§ Direction:
How many lines of these entries hold the string "accuracy"? Reply with the number alone.

(Dataset listings of figures)
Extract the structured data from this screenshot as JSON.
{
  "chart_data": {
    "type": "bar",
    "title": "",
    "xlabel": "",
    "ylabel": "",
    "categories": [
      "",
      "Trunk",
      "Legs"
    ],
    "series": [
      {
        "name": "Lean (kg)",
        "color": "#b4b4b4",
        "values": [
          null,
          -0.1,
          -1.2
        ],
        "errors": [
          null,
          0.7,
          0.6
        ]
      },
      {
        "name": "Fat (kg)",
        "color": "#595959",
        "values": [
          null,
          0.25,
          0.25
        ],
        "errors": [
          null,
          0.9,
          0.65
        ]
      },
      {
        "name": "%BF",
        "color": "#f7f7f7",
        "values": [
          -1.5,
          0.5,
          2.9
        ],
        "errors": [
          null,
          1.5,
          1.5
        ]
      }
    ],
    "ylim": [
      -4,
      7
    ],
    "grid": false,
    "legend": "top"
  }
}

...

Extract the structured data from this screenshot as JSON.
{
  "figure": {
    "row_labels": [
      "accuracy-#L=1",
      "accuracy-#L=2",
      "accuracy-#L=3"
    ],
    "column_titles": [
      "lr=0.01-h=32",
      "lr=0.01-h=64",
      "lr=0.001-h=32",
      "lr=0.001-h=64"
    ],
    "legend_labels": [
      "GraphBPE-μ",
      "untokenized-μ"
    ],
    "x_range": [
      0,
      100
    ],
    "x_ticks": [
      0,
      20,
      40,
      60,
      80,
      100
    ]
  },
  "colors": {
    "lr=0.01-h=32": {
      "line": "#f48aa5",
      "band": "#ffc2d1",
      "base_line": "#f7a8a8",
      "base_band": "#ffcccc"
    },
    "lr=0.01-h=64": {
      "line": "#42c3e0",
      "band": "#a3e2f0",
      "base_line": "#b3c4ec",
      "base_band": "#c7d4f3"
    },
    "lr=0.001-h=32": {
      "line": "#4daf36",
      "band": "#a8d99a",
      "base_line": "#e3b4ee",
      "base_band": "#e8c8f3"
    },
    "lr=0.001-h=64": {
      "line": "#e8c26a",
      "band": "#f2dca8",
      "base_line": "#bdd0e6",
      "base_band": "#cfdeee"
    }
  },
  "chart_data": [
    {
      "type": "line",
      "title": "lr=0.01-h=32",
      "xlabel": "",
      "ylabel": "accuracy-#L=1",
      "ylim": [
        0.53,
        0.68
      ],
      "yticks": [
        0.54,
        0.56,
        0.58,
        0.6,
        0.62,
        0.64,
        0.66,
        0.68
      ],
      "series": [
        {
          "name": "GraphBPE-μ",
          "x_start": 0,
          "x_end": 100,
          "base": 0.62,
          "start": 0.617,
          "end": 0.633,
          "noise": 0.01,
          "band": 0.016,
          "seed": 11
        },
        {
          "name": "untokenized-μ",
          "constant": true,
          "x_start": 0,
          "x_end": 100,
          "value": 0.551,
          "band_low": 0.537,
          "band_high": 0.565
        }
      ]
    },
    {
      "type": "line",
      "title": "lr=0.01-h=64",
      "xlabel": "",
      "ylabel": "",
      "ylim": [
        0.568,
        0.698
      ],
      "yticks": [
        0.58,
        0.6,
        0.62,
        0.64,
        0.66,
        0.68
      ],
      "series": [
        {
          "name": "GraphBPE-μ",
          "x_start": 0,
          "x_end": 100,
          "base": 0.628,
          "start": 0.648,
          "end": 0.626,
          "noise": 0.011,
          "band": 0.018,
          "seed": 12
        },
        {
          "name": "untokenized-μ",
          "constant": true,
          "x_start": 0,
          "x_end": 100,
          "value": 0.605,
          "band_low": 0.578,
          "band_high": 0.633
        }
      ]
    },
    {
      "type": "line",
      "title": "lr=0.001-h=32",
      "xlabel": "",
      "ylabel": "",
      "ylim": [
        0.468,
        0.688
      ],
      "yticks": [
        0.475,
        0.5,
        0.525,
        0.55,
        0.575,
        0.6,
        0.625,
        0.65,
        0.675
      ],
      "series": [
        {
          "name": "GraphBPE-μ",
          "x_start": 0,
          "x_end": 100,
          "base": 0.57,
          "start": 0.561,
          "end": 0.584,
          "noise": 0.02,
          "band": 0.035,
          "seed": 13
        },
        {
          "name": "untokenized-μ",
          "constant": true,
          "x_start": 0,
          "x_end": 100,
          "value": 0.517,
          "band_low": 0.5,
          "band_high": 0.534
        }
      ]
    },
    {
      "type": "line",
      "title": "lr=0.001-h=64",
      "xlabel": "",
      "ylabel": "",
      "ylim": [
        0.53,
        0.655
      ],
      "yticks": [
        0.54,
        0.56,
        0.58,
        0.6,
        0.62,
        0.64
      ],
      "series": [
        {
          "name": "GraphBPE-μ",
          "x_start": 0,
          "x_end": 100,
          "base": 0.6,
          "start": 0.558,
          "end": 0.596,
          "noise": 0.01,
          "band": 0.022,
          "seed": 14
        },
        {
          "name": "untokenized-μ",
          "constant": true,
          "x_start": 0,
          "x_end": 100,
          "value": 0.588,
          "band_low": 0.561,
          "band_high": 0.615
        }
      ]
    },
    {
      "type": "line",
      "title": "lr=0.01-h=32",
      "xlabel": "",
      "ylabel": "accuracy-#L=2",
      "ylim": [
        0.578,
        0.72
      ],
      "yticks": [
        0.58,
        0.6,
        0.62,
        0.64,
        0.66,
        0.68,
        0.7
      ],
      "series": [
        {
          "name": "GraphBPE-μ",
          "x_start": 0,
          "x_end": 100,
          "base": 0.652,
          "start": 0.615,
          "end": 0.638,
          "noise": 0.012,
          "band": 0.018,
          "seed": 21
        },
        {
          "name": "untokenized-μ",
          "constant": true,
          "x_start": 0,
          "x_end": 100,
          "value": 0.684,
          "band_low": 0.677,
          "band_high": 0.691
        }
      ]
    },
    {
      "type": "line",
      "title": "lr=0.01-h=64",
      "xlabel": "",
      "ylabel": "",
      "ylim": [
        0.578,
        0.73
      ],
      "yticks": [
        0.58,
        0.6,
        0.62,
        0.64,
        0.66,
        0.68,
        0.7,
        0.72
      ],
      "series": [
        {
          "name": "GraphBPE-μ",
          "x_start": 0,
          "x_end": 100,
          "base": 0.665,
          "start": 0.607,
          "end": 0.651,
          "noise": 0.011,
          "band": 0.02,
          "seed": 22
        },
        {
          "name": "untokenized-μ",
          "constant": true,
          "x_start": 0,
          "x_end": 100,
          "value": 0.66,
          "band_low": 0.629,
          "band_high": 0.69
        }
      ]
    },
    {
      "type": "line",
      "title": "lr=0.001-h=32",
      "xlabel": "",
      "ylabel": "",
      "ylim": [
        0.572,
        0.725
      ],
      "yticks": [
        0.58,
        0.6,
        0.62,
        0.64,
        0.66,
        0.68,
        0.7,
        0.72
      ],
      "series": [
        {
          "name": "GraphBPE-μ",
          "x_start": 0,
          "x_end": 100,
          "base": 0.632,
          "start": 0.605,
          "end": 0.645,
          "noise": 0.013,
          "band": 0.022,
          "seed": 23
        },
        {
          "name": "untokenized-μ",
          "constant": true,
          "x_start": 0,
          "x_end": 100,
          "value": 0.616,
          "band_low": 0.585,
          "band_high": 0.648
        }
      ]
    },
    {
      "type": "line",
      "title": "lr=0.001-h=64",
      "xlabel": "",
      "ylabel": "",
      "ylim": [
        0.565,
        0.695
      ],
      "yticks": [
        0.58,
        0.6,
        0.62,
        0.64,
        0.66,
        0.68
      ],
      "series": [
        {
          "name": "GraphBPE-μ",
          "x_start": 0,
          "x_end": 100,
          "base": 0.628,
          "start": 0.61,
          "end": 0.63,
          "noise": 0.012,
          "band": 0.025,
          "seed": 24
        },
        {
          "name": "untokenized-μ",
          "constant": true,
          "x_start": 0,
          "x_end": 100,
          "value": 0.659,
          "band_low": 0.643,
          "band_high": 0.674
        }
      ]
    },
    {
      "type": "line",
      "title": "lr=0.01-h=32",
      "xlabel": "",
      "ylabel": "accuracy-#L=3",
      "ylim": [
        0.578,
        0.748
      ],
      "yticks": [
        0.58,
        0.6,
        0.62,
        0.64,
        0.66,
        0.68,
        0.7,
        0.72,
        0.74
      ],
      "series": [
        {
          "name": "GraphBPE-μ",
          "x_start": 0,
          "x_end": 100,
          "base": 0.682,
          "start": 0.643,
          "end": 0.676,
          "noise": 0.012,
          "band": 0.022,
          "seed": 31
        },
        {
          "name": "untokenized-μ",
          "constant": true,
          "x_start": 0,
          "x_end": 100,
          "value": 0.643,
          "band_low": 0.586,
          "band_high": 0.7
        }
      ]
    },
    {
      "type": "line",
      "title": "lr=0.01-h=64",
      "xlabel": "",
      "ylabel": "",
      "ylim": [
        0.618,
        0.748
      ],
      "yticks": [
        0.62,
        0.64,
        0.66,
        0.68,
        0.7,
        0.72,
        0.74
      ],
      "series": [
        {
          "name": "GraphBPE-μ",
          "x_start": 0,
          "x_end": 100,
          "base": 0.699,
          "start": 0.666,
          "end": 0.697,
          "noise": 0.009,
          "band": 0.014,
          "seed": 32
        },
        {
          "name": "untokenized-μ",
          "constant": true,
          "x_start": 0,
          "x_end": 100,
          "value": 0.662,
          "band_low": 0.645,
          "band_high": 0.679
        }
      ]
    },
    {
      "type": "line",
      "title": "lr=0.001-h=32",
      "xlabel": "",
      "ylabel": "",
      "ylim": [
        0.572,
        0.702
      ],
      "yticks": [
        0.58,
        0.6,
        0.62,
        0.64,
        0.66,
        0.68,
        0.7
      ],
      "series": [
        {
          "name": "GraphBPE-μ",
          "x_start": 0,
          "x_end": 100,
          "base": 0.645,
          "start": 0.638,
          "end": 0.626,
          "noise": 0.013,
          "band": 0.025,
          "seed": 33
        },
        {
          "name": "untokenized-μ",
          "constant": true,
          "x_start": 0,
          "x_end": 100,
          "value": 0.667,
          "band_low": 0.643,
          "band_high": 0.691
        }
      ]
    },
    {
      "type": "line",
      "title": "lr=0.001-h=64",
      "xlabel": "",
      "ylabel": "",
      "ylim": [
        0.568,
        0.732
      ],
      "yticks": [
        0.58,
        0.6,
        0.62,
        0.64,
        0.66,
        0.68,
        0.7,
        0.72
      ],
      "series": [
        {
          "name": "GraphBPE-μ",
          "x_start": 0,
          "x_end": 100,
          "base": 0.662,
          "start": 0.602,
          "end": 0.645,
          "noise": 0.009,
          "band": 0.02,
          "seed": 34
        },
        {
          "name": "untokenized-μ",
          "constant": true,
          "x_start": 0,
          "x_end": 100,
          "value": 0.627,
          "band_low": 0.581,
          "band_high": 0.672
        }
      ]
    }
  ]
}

§ Result for this task:
6